### [PROBLEM]
Show every line below where "Giới" can be found.

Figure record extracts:
— Start —

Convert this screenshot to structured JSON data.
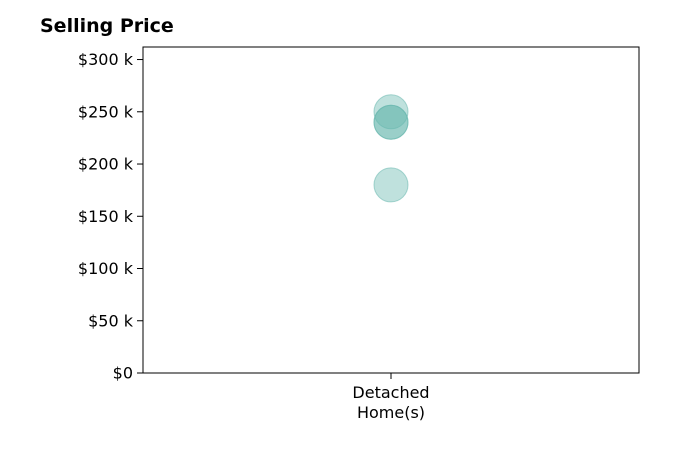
{
  "chart_data": {
    "type": "scatter",
    "title": "Selling Price",
    "categories": [
      "Detached\nHome(s)"
    ],
    "y_ticks": [
      {
        "value": 0,
        "label": "$0"
      },
      {
        "value": 50000,
        "label": "$50 k"
      },
      {
        "value": 100000,
        "label": "$100 k"
      },
      {
        "value": 150000,
        "label": "$150 k"
      },
      {
        "value": 200000,
        "label": "$200 k"
      },
      {
        "value": 250000,
        "label": "$250 k"
      },
      {
        "value": 300000,
        "label": "$300 k"
      }
    ],
    "ylim": [
      0,
      312000
    ],
    "grid": false,
    "points": [
      {
        "category": "Detached\nHome(s)",
        "y": 250000
      },
      {
        "category": "Detached\nHome(s)",
        "y": 240000
      },
      {
        "category": "Detached\nHome(s)",
        "y": 240000
      },
      {
        "category": "Detached\nHome(s)",
        "y": 180000
      }
    ],
    "marker_color": "#66b7ad"
  }
}
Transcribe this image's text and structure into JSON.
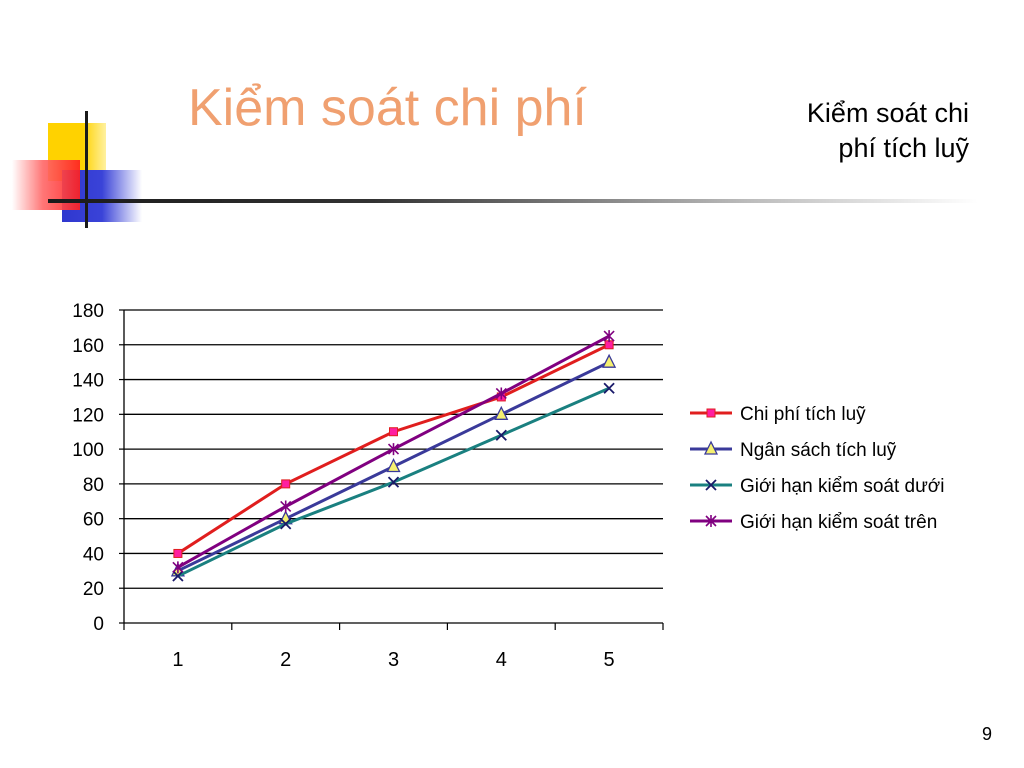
{
  "slide": {
    "title": "Kiểm soát chi phí",
    "subtitle_line1": "Kiểm soát chi",
    "subtitle_line2": "phí tích luỹ",
    "page_number": "9"
  },
  "colors": {
    "title": "#f0a070",
    "series": [
      "#e01e1e",
      "#3a3a9a",
      "#1a8080",
      "#800080"
    ],
    "marker_fill": [
      "#ff1fa0",
      "#f5f070",
      "#1a1a6a",
      "#800080"
    ]
  },
  "chart_data": {
    "type": "line",
    "x": [
      "1",
      "2",
      "3",
      "4",
      "5"
    ],
    "ylim": [
      0,
      180
    ],
    "yticks": [
      0,
      20,
      40,
      60,
      80,
      100,
      120,
      140,
      160,
      180
    ],
    "grid": true,
    "legend_position": "right",
    "series": [
      {
        "name": "Chi phí tích luỹ",
        "marker": "square",
        "values": [
          40,
          80,
          110,
          130,
          160
        ]
      },
      {
        "name": "Ngân sách tích luỹ",
        "marker": "triangle",
        "values": [
          30,
          60,
          90,
          120,
          150
        ]
      },
      {
        "name": "Giới hạn kiểm soát dưới",
        "marker": "x",
        "values": [
          27,
          57,
          81,
          108,
          135
        ]
      },
      {
        "name": "Giới hạn kiểm soát trên",
        "marker": "star",
        "values": [
          32,
          67,
          100,
          132,
          165
        ]
      }
    ]
  }
}
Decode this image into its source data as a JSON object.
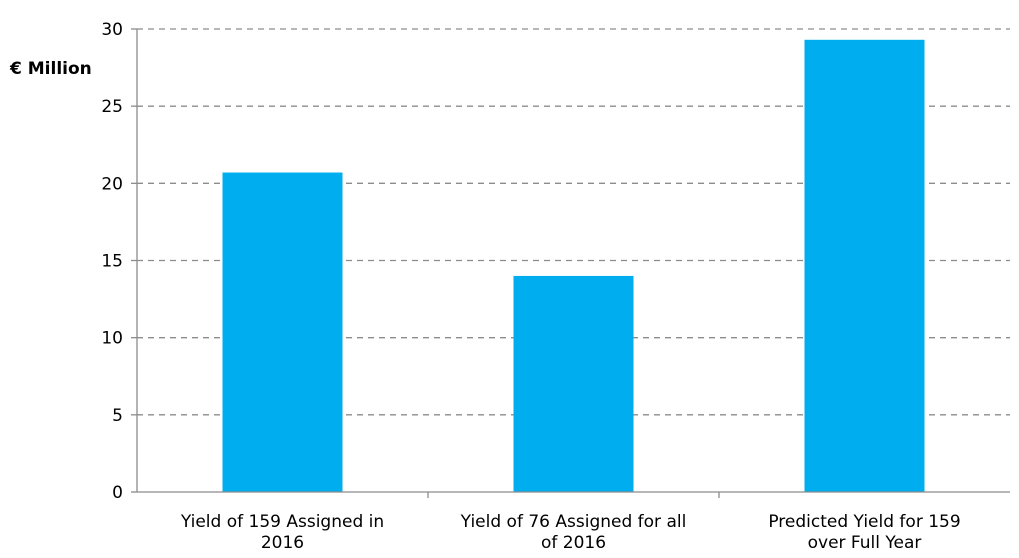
{
  "chart_data": {
    "type": "bar",
    "ylabel": "€ Million",
    "categories": [
      [
        "Yield of 159 Assigned in",
        "2016"
      ],
      [
        "Yield of 76 Assigned for all",
        "of 2016"
      ],
      [
        "Predicted Yield for 159",
        "over Full Year"
      ]
    ],
    "values": [
      20.7,
      14.0,
      29.3
    ],
    "ylim": [
      0,
      30
    ],
    "yticks": [
      0,
      5,
      10,
      15,
      20,
      25,
      30
    ],
    "grid": true,
    "grid_style": "dashed",
    "legend": "none",
    "colors": {
      "bar": "#00AEEF",
      "grid": "#8c8c8c",
      "axis": "#8c8c8c"
    }
  }
}
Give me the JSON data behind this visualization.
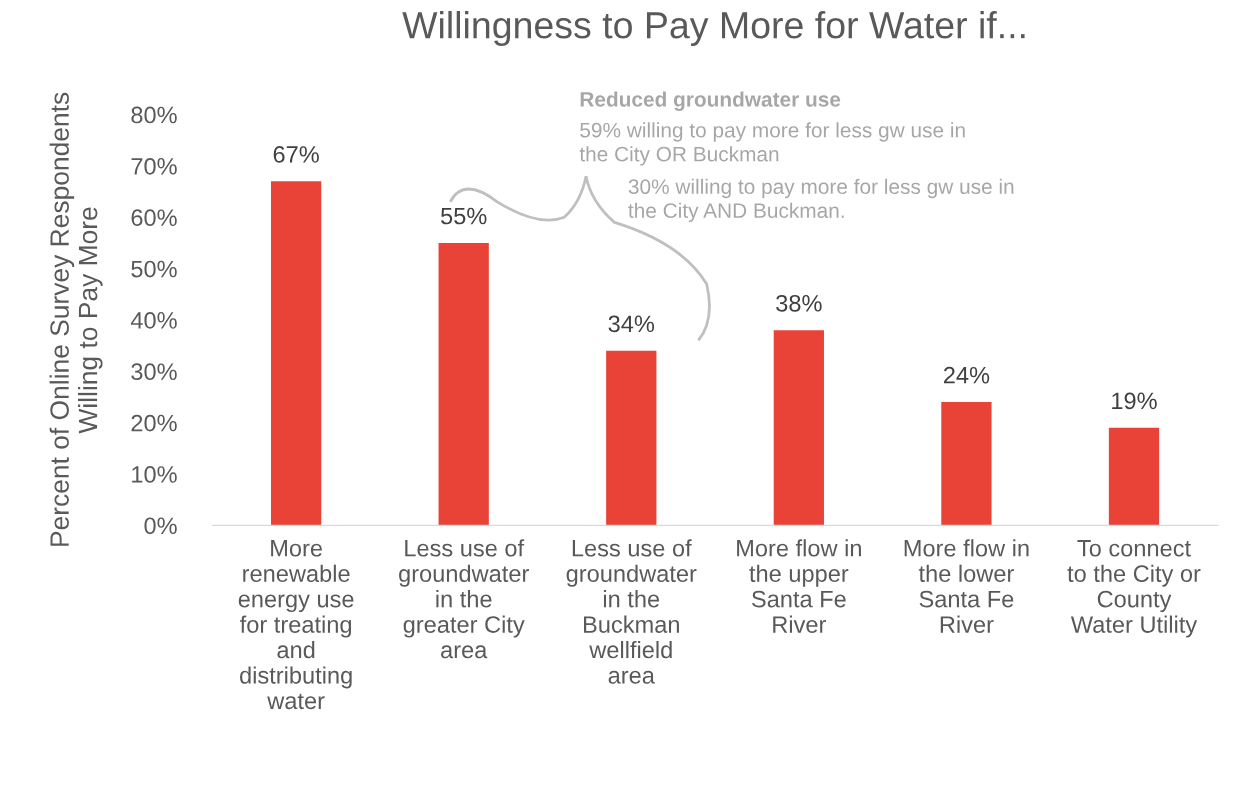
{
  "chart_data": {
    "type": "bar",
    "title": "Willingness to Pay More for Water if...",
    "ylabel": "Percent of Online Survey Respondents\nWilling to Pay More",
    "categories": [
      "More\nrenewable\nenergy use\nfor treating\nand\ndistributing\nwater",
      "Less use of\ngroundwater\nin the\ngreater City\narea",
      "Less use of\ngroundwater\nin the\nBuckman\nwellfield\narea",
      "More flow in\nthe upper\nSanta Fe\nRiver",
      "More flow in\nthe lower\nSanta Fe\nRiver",
      "To connect\nto the City or\nCounty\nWater Utility"
    ],
    "values": [
      67,
      55,
      34,
      38,
      24,
      19
    ],
    "value_labels": [
      "67%",
      "55%",
      "34%",
      "38%",
      "24%",
      "19%"
    ],
    "color": "#e84336",
    "ylim": [
      0,
      80
    ],
    "yticks": [
      {
        "value": 0,
        "label": "0%"
      },
      {
        "value": 10,
        "label": "10%"
      },
      {
        "value": 20,
        "label": "20%"
      },
      {
        "value": 30,
        "label": "30%"
      },
      {
        "value": 40,
        "label": "40%"
      },
      {
        "value": 50,
        "label": "50%"
      },
      {
        "value": 60,
        "label": "60%"
      },
      {
        "value": 70,
        "label": "70%"
      },
      {
        "value": 80,
        "label": "80%"
      }
    ],
    "grid": false,
    "annotations": [
      "Reduced groundwater use",
      "59% willing to pay more for less gw use in\nthe City OR Buckman",
      "30% willing to pay more for less gw use in\nthe City AND Buckman."
    ]
  }
}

— End —

### [WORKED SOLUTION]
        "name": "Giới hạn kiểm soát dưới",
        "name": "Giới hạn kiểm soát trên",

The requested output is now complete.